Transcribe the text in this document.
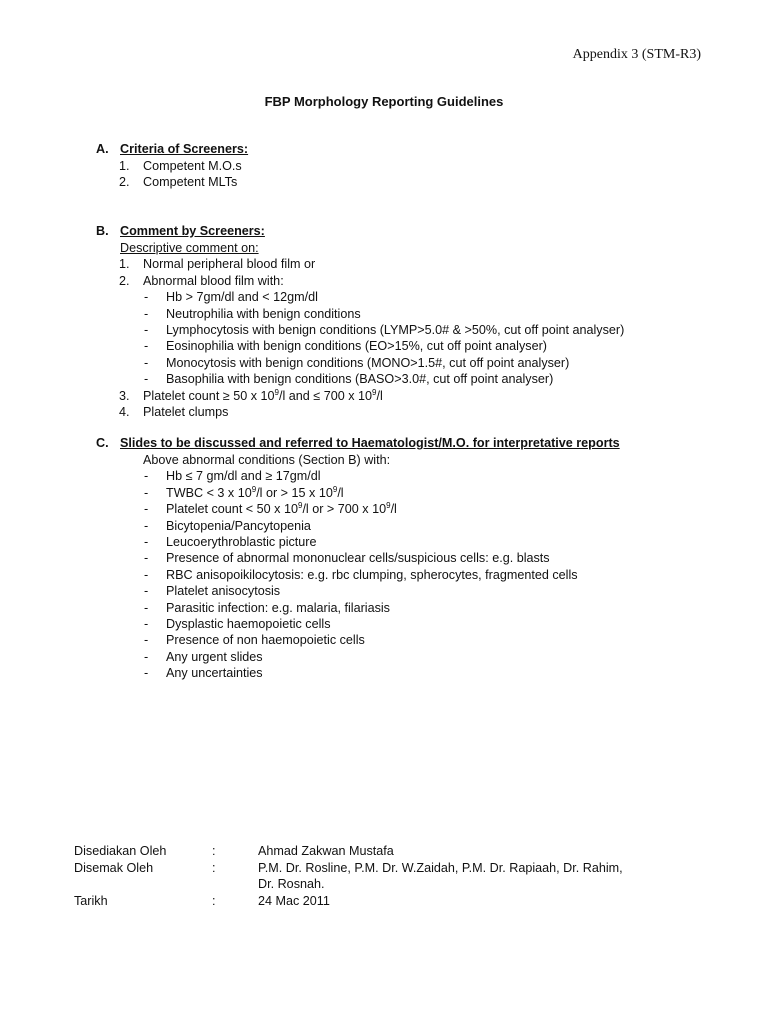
Appendix 3 (STM-R3)
FBP Morphology Reporting Guidelines
A. Criteria of Screeners:
1. Competent M.O.s
2. Competent MLTs
B. Comment by Screeners:
Descriptive comment on:
1. Normal peripheral blood film or
2. Abnormal blood film with:
- Hb > 7gm/dl and < 12gm/dl
- Neutrophilia with benign conditions
- Lymphocytosis with benign conditions (LYMP>5.0# & >50%, cut off point analyser)
- Eosinophilia with benign conditions (EO>15%, cut off point analyser)
- Monocytosis with benign conditions (MONO>1.5#, cut off point analyser)
- Basophilia with benign conditions (BASO>3.0#, cut off point analyser)
3. Platelet count ≥ 50 x $10^9/l$ and ≤ 700 x $10^9/l$
4. Platelet clumps
C. Slides to be discussed and referred to Haematologist/M.O. for interpretative reports
Above abnormal conditions (Section B) with:
- Hb ≤ 7 gm/dl and ≥ 17gm/dl
- TWBC < 3 x $10^9/l$ or > 15 x $10^9/l$
- Platelet count < 50 x $10^9/l$ or > 700 x $10^9/l$
- Bicytopenia/Pancytopenia
- Leucoerythroblastic picture
- Presence of abnormal mononuclear cells/suspicious cells: e.g. blasts
- RBC anisopoikilocytosis: e.g. rbc clumping, spherocytes, fragmented cells
- Platelet anisocytosis
- Parasitic infection: e.g. malaria, filariasis
- Dysplastic haemopoietic cells
- Presence of non haemopoietic cells
- Any urgent slides
- Any uncertainties
Disediakan Oleh	:	Ahmad Zakwan Mustafa
Disemak Oleh	:	P.M. Dr. Rosline, P.M. Dr. W.Zaidah, P.M. Dr. Rapiaah, Dr. Rahim,
Dr. Rosnah.
Tarikh	:	24 Mac 2011
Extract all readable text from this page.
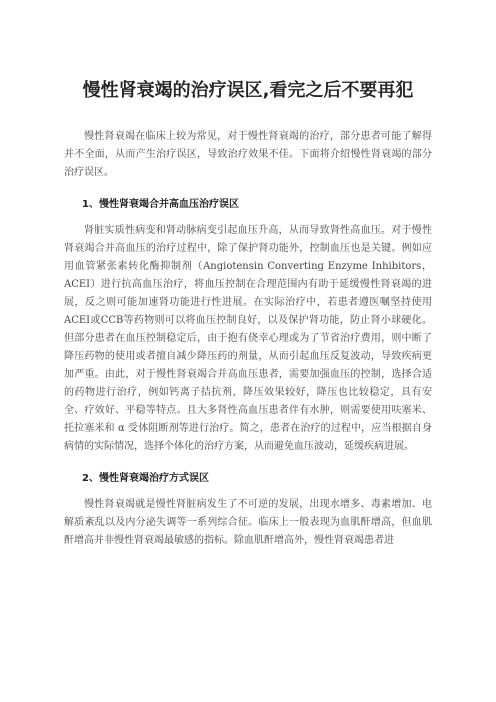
慢性肾衰竭的治疗误区,看完之后不要再犯

慢性肾衰竭在临床上较为常见，对于慢性肾衰竭的治疗，部分患者可能了解得并不全面，从而产生治疗误区，导致治疗效果不佳。下面将介绍慢性肾衰竭的部分治疗误区。

1、慢性肾衰竭合并高血压治疗误区

肾脏实质性病变和肾动脉病变引起血压升高，从而导致肾性高血压。对于慢性肾衰竭合并高血压的治疗过程中，除了保护肾功能外，控制血压也是关键。例如应用血管紧张素转化酶抑制剂（Angiotensin Converting Enzyme Inhibitors，ACEI）进行抗高血压治疗，将血压控制在合理范围内有助于延缓慢性肾衰竭的进展，反之则可能加速肾功能进行性进展。在实际治疗中，若患者遵医嘱坚持使用ACEI或CCB等药物则可以将血压控制良好，以及保护肾功能，防止肾小球硬化。但部分患者在血压控制稳定后，由于抱有侥幸心理或为了节省治疗费用，则中断了降压药物的使用或者擅自减少降压药的剂量，从而引起血压反复波动，导致疾病更加严重。由此，对于慢性肾衰竭合并高血压患者，需要加强血压的控制，选择合适的药物进行治疗，例如钙离子拮抗剂，降压效果较好，降压也比较稳定，具有安全、疗效好、平稳等特点。且大多肾性高血压患者伴有水肿，则需要使用呋塞米、托拉塞米和 α 受体阻断剂等进行治疗。简之，患者在治疗的过程中，应当根据自身病情的实际情况，选择个体化的治疗方案，从而避免血压波动，延缓疾病进展。

2、慢性肾衰竭治疗方式误区

慢性肾衰竭就是慢性肾脏病发生了不可逆的发展，出现水增多、毒素增加、电解质紊乱以及内分泌失调等一系列综合征。临床上一般表现为血肌酐增高，但血肌酐增高并非慢性肾衰竭最敏感的指标。除血肌酐增高外，慢性肾衰竭患者进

──────────────────────────────

- [Exercise brief]: Every line of the material must be returned exactly; leave the images out.

- [Problem solution]:
Transcribe the text in this document.
Appendix 3 (STM-R3)
FBP Morphology Reporting Guidelines
A. Criteria of Screeners:
1. Competent M.O.s
2. Competent MLTs
B. Comment by Screeners:
Descriptive comment on:
1. Normal peripheral blood film or
2. Abnormal blood film with:
- Hb > 7gm/dl and < 12gm/dl
- Neutrophilia with benign conditions
- Lymphocytosis with benign conditions (LYMP>5.0# & >50%, cut off point analyser)
- Eosinophilia with benign conditions (EO>15%, cut off point analyser)
- Monocytosis with benign conditions (MONO>1.5#, cut off point analyser)
- Basophilia with benign conditions (BASO>3.0#, cut off point analyser)
3. Platelet count ≥ 50 x $10^9/l$ and ≤ 700 x $10^9/l$
4. Platelet clumps
C. Slides to be discussed and referred to Haematologist/M.O. for interpretative reports
Above abnormal conditions (Section B) with:
- Hb ≤ 7 gm/dl and ≥ 17gm/dl
- TWBC < 3 x $10^9/l$ or > 15 x $10^9/l$
- Platelet count < 50 x $10^9/l$ or > 700 x $10^9/l$
- Bicytopenia/Pancytopenia
- Leucoerythroblastic picture
- Presence of abnormal mononuclear cells/suspicious cells: e.g. blasts
- RBC anisopoikilocytosis: e.g. rbc clumping, spherocytes, fragmented cells
- Platelet anisocytosis
- Parasitic infection: e.g. malaria, filariasis
- Dysplastic haemopoietic cells
- Presence of non haemopoietic cells
- Any urgent slides
- Any uncertainties
Disediakan Oleh	:	Ahmad Zakwan Mustafa
Disemak Oleh	:	P.M. Dr. Rosline, P.M. Dr. W.Zaidah, P.M. Dr. Rapiaah, Dr. Rahim,
Dr. Rosnah.
Tarikh	:	24 Mac 2011
Extract all readable text from this page.
慢性肾衰竭的治疗误区,看完之后不要再犯

慢性肾衰竭在临床上较为常见，对于慢性肾衰竭的治疗，部分患者可能了解得并不全面，从而产生治疗误区，导致治疗效果不佳。下面将介绍慢性肾衰竭的部分治疗误区。

1、慢性肾衰竭合并高血压治疗误区

肾脏实质性病变和肾动脉病变引起血压升高，从而导致肾性高血压。对于慢性肾衰竭合并高血压的治疗过程中，除了保护肾功能外，控制血压也是关键。例如应用血管紧张素转化酶抑制剂（Angiotensin Converting Enzyme Inhibitors，ACEI）进行抗高血压治疗，将血压控制在合理范围内有助于延缓慢性肾衰竭的进展，反之则可能加速肾功能进行性进展。在实际治疗中，若患者遵医嘱坚持使用ACEI或CCB等药物则可以将血压控制良好，以及保护肾功能，防止肾小球硬化。但部分患者在血压控制稳定后，由于抱有侥幸心理或为了节省治疗费用，则中断了降压药物的使用或者擅自减少降压药的剂量，从而引起血压反复波动，导致疾病更加严重。由此，对于慢性肾衰竭合并高血压患者，需要加强血压的控制，选择合适的药物进行治疗，例如钙离子拮抗剂，降压效果较好，降压也比较稳定，具有安全、疗效好、平稳等特点。且大多肾性高血压患者伴有水肿，则需要使用呋塞米、托拉塞米和 α 受体阻断剂等进行治疗。简之，患者在治疗的过程中，应当根据自身病情的实际情况，选择个体化的治疗方案，从而避免血压波动，延缓疾病进展。

2、慢性肾衰竭治疗方式误区

慢性肾衰竭就是慢性肾脏病发生了不可逆的发展，出现水增多、毒素增加、电解质紊乱以及内分泌失调等一系列综合征。临床上一般表现为血肌酐增高，但血肌酐增高并非慢性肾衰竭最敏感的指标。除血肌酐增高外，慢性肾衰竭患者进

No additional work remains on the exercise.